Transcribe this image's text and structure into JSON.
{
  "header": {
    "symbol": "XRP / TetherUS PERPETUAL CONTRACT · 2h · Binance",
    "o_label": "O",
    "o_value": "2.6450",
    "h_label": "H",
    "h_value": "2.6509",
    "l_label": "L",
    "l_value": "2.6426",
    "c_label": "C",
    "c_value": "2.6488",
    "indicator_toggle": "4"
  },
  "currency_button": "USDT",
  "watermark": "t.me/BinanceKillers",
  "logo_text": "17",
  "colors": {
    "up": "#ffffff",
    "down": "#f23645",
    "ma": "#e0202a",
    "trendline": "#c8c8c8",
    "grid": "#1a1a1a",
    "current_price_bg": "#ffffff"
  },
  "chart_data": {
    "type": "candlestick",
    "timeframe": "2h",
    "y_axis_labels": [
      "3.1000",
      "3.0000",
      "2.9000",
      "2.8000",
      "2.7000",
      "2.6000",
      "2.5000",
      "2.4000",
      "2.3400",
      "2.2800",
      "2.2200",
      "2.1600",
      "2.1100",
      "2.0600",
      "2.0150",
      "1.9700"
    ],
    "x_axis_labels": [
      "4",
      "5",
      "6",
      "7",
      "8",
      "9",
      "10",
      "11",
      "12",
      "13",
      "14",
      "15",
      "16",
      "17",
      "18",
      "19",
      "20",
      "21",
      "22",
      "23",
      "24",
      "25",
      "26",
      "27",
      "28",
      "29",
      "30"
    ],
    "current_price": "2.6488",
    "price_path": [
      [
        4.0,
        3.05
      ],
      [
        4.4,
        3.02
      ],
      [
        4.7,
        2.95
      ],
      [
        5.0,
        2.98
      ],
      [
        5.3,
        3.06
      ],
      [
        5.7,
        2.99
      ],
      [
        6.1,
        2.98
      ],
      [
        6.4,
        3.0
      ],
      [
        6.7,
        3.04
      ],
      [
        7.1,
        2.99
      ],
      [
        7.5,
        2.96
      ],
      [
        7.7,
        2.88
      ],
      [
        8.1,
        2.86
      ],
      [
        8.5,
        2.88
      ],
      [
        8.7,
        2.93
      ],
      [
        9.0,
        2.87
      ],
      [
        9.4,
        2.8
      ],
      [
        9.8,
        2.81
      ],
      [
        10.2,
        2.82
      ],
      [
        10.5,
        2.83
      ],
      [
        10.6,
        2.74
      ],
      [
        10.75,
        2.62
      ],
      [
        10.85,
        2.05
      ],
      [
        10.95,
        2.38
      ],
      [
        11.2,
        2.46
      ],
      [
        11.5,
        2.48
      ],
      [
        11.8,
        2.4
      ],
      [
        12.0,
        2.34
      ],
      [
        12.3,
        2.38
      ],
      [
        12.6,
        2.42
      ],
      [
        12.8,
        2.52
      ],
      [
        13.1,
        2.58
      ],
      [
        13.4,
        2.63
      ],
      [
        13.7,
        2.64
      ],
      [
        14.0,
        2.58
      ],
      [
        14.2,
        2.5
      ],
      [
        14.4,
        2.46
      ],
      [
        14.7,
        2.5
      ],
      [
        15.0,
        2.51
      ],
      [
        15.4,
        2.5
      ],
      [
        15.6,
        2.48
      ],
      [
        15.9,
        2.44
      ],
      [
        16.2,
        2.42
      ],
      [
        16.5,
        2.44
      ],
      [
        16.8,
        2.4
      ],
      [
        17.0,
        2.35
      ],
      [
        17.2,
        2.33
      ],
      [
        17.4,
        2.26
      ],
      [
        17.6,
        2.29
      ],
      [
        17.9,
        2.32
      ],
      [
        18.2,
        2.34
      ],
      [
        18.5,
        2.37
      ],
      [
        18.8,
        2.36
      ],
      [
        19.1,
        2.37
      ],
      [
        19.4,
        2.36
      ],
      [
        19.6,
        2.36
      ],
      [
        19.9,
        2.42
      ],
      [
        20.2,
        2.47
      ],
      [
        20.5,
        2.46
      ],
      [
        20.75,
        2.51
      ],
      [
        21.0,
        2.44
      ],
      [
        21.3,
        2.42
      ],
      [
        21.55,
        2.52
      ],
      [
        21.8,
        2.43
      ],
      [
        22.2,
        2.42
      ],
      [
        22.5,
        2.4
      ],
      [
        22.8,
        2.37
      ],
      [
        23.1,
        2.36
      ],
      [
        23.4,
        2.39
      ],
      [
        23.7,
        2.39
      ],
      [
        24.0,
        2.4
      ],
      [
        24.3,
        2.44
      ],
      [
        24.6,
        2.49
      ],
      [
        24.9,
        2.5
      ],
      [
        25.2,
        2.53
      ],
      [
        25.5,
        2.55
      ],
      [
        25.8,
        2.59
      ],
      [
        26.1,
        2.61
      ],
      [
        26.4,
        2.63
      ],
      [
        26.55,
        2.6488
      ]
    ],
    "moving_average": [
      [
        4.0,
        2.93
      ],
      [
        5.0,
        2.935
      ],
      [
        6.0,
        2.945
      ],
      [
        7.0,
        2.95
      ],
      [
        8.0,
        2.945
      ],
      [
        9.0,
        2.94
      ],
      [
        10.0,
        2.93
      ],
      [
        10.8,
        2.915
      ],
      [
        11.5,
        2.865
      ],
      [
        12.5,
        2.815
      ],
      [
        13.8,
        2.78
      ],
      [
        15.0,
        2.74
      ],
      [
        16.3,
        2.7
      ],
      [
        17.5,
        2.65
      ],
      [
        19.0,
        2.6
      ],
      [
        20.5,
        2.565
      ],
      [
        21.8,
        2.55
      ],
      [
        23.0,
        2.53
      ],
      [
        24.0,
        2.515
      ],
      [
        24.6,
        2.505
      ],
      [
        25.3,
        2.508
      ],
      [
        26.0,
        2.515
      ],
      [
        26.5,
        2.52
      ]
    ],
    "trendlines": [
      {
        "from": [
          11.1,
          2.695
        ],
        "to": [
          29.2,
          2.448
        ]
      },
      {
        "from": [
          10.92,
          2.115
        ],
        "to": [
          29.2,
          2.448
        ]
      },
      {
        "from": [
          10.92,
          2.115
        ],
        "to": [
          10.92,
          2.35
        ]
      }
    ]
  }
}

· · ·

-- TASK REQUIREMENTS --
Write out all the lines again, exactly as they are.

-- EXERCISE OUTPUT --
Transcribe this image's text and structure into JSON.
{
  "header": {
    "symbol": "XRP / TetherUS PERPETUAL CONTRACT · 2h · Binance",
    "o_label": "O",
    "o_value": "2.6450",
    "h_label": "H",
    "h_value": "2.6509",
    "l_label": "L",
    "l_value": "2.6426",
    "c_label": "C",
    "c_value": "2.6488",
    "indicator_toggle": "4"
  },
  "currency_button": "USDT",
  "watermark": "t.me/BinanceKillers",
  "logo_text": "17",
  "colors": {
    "up": "#ffffff",
    "down": "#f23645",
    "ma": "#e0202a",
    "trendline": "#c8c8c8",
    "grid": "#1a1a1a",
    "current_price_bg": "#ffffff"
  },
  "chart_data": {
    "type": "candlestick",
    "timeframe": "2h",
    "y_axis_labels": [
      "3.1000",
      "3.0000",
      "2.9000",
      "2.8000",
      "2.7000",
      "2.6000",
      "2.5000",
      "2.4000",
      "2.3400",
      "2.2800",
      "2.2200",
      "2.1600",
      "2.1100",
      "2.0600",
      "2.0150",
      "1.9700"
    ],
    "x_axis_labels": [
      "4",
      "5",
      "6",
      "7",
      "8",
      "9",
      "10",
      "11",
      "12",
      "13",
      "14",
      "15",
      "16",
      "17",
      "18",
      "19",
      "20",
      "21",
      "22",
      "23",
      "24",
      "25",
      "26",
      "27",
      "28",
      "29",
      "30"
    ],
    "current_price": "2.6488",
    "price_path": [
      [
        4.0,
        3.05
      ],
      [
        4.4,
        3.02
      ],
      [
        4.7,
        2.95
      ],
      [
        5.0,
        2.98
      ],
      [
        5.3,
        3.06
      ],
      [
        5.7,
        2.99
      ],
      [
        6.1,
        2.98
      ],
      [
        6.4,
        3.0
      ],
      [
        6.7,
        3.04
      ],
      [
        7.1,
        2.99
      ],
      [
        7.5,
        2.96
      ],
      [
        7.7,
        2.88
      ],
      [
        8.1,
        2.86
      ],
      [
        8.5,
        2.88
      ],
      [
        8.7,
        2.93
      ],
      [
        9.0,
        2.87
      ],
      [
        9.4,
        2.8
      ],
      [
        9.8,
        2.81
      ],
      [
        10.2,
        2.82
      ],
      [
        10.5,
        2.83
      ],
      [
        10.6,
        2.74
      ],
      [
        10.75,
        2.62
      ],
      [
        10.85,
        2.05
      ],
      [
        10.95,
        2.38
      ],
      [
        11.2,
        2.46
      ],
      [
        11.5,
        2.48
      ],
      [
        11.8,
        2.4
      ],
      [
        12.0,
        2.34
      ],
      [
        12.3,
        2.38
      ],
      [
        12.6,
        2.42
      ],
      [
        12.8,
        2.52
      ],
      [
        13.1,
        2.58
      ],
      [
        13.4,
        2.63
      ],
      [
        13.7,
        2.64
      ],
      [
        14.0,
        2.58
      ],
      [
        14.2,
        2.5
      ],
      [
        14.4,
        2.46
      ],
      [
        14.7,
        2.5
      ],
      [
        15.0,
        2.51
      ],
      [
        15.4,
        2.5
      ],
      [
        15.6,
        2.48
      ],
      [
        15.9,
        2.44
      ],
      [
        16.2,
        2.42
      ],
      [
        16.5,
        2.44
      ],
      [
        16.8,
        2.4
      ],
      [
        17.0,
        2.35
      ],
      [
        17.2,
        2.33
      ],
      [
        17.4,
        2.26
      ],
      [
        17.6,
        2.29
      ],
      [
        17.9,
        2.32
      ],
      [
        18.2,
        2.34
      ],
      [
        18.5,
        2.37
      ],
      [
        18.8,
        2.36
      ],
      [
        19.1,
        2.37
      ],
      [
        19.4,
        2.36
      ],
      [
        19.6,
        2.36
      ],
      [
        19.9,
        2.42
      ],
      [
        20.2,
        2.47
      ],
      [
        20.5,
        2.46
      ],
      [
        20.75,
        2.51
      ],
      [
        21.0,
        2.44
      ],
      [
        21.3,
        2.42
      ],
      [
        21.55,
        2.52
      ],
      [
        21.8,
        2.43
      ],
      [
        22.2,
        2.42
      ],
      [
        22.5,
        2.4
      ],
      [
        22.8,
        2.37
      ],
      [
        23.1,
        2.36
      ],
      [
        23.4,
        2.39
      ],
      [
        23.7,
        2.39
      ],
      [
        24.0,
        2.4
      ],
      [
        24.3,
        2.44
      ],
      [
        24.6,
        2.49
      ],
      [
        24.9,
        2.5
      ],
      [
        25.2,
        2.53
      ],
      [
        25.5,
        2.55
      ],
      [
        25.8,
        2.59
      ],
      [
        26.1,
        2.61
      ],
      [
        26.4,
        2.63
      ],
      [
        26.55,
        2.6488
      ]
    ],
    "moving_average": [
      [
        4.0,
        2.93
      ],
      [
        5.0,
        2.935
      ],
      [
        6.0,
        2.945
      ],
      [
        7.0,
        2.95
      ],
      [
        8.0,
        2.945
      ],
      [
        9.0,
        2.94
      ],
      [
        10.0,
        2.93
      ],
      [
        10.8,
        2.915
      ],
      [
        11.5,
        2.865
      ],
      [
        12.5,
        2.815
      ],
      [
        13.8,
        2.78
      ],
      [
        15.0,
        2.74
      ],
      [
        16.3,
        2.7
      ],
      [
        17.5,
        2.65
      ],
      [
        19.0,
        2.6
      ],
      [
        20.5,
        2.565
      ],
      [
        21.8,
        2.55
      ],
      [
        23.0,
        2.53
      ],
      [
        24.0,
        2.515
      ],
      [
        24.6,
        2.505
      ],
      [
        25.3,
        2.508
      ],
      [
        26.0,
        2.515
      ],
      [
        26.5,
        2.52
      ]
    ],
    "trendlines": [
      {
        "from": [
          11.1,
          2.695
        ],
        "to": [
          29.2,
          2.448
        ]
      },
      {
        "from": [
          10.92,
          2.115
        ],
        "to": [
          29.2,
          2.448
        ]
      },
      {
        "from": [
          10.92,
          2.115
        ],
        "to": [
          10.92,
          2.35
        ]
      }
    ]
  }
}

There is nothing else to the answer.